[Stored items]

##########

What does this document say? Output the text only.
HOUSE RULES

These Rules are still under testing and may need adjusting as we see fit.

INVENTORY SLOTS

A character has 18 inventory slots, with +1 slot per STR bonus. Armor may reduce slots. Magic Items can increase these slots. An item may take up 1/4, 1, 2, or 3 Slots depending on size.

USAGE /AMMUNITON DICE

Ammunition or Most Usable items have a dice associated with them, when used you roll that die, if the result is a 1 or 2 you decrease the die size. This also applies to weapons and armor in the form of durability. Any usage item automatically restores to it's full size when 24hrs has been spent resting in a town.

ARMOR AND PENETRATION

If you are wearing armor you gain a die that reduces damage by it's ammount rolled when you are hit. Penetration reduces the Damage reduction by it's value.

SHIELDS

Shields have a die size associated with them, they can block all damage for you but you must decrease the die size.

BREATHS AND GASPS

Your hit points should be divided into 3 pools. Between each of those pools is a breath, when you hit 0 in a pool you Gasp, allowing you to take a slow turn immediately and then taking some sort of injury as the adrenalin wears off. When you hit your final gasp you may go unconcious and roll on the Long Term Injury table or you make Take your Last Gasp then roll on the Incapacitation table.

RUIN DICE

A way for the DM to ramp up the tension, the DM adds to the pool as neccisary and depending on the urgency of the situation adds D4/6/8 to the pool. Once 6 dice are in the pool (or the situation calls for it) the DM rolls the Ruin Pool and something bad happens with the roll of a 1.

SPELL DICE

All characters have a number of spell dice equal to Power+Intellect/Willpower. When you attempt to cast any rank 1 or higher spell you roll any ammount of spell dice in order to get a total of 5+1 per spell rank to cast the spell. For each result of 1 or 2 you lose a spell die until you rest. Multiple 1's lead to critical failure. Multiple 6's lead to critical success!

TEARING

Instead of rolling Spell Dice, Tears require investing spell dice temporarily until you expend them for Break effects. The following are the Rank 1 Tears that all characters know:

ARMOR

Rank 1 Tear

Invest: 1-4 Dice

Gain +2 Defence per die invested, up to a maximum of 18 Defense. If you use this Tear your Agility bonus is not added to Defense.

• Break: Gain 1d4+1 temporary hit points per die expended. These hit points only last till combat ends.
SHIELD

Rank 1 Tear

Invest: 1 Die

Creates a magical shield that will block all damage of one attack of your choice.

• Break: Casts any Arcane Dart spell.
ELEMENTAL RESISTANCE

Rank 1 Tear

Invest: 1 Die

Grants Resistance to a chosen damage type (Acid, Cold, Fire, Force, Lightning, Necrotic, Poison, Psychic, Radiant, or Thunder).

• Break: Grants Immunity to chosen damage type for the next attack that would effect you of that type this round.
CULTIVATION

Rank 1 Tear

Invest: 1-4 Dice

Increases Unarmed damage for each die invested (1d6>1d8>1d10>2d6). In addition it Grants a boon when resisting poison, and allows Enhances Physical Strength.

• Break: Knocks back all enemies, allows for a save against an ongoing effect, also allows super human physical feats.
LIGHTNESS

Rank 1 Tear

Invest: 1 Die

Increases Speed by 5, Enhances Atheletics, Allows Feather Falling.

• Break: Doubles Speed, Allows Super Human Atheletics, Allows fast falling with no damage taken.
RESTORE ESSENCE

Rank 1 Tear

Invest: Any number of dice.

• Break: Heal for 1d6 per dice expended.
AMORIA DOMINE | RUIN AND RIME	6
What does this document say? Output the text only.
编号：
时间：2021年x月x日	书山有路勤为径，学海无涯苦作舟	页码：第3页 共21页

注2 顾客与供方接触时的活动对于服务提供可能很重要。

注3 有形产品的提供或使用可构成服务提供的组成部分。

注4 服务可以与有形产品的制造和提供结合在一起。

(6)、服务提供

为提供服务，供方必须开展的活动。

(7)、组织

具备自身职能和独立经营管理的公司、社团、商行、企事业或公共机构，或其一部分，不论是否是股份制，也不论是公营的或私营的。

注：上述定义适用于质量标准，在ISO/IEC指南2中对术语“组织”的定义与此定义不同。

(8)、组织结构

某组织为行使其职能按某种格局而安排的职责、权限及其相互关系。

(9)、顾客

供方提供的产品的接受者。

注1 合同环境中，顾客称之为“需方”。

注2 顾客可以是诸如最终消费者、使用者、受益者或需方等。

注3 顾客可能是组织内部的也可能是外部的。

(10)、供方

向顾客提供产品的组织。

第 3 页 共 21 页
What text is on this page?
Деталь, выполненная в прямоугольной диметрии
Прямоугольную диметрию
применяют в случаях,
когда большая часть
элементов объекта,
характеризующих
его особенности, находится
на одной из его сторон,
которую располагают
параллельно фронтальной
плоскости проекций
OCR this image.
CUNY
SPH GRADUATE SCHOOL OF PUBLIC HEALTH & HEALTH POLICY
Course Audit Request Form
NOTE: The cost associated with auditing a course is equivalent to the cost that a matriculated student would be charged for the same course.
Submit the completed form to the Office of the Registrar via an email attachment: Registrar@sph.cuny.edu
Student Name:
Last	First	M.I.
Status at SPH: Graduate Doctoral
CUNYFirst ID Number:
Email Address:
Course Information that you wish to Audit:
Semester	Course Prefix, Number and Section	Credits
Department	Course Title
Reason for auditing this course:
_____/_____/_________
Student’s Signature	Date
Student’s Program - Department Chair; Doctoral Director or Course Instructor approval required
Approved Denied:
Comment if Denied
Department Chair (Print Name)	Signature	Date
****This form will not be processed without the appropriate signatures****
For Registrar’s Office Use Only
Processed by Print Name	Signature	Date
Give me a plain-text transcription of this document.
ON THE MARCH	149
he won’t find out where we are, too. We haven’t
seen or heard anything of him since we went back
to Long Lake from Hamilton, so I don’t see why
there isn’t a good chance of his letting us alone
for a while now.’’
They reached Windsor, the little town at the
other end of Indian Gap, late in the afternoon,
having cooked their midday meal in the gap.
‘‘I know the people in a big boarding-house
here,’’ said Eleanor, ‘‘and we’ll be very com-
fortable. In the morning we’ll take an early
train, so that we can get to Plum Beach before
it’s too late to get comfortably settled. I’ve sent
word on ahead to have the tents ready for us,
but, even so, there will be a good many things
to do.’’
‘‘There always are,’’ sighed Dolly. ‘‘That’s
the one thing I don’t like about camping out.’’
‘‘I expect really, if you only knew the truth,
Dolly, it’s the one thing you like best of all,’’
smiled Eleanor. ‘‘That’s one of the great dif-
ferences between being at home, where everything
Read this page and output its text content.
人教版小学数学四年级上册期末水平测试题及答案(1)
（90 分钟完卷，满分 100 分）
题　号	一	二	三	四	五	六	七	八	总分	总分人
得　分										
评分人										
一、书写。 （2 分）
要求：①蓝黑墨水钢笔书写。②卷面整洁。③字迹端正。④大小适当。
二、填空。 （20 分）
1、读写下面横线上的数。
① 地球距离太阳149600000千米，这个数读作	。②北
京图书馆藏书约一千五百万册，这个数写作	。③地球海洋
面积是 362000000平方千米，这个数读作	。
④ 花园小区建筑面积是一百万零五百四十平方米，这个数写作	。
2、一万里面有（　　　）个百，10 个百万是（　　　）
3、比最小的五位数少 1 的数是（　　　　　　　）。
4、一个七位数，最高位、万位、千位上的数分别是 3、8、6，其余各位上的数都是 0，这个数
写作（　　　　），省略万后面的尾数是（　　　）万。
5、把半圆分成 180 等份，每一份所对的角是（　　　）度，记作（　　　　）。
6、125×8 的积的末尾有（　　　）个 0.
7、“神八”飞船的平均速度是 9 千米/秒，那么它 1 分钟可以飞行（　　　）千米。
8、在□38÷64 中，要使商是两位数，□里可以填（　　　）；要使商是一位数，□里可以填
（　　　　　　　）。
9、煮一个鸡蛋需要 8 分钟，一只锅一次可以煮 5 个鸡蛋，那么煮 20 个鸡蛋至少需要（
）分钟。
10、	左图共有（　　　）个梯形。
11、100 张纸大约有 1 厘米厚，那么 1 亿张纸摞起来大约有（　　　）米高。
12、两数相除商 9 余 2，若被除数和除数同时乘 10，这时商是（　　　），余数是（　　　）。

##########

Given problem
How many lines of the data contain the word "depending"? Answer with the number alone.

Answer for this exercise
2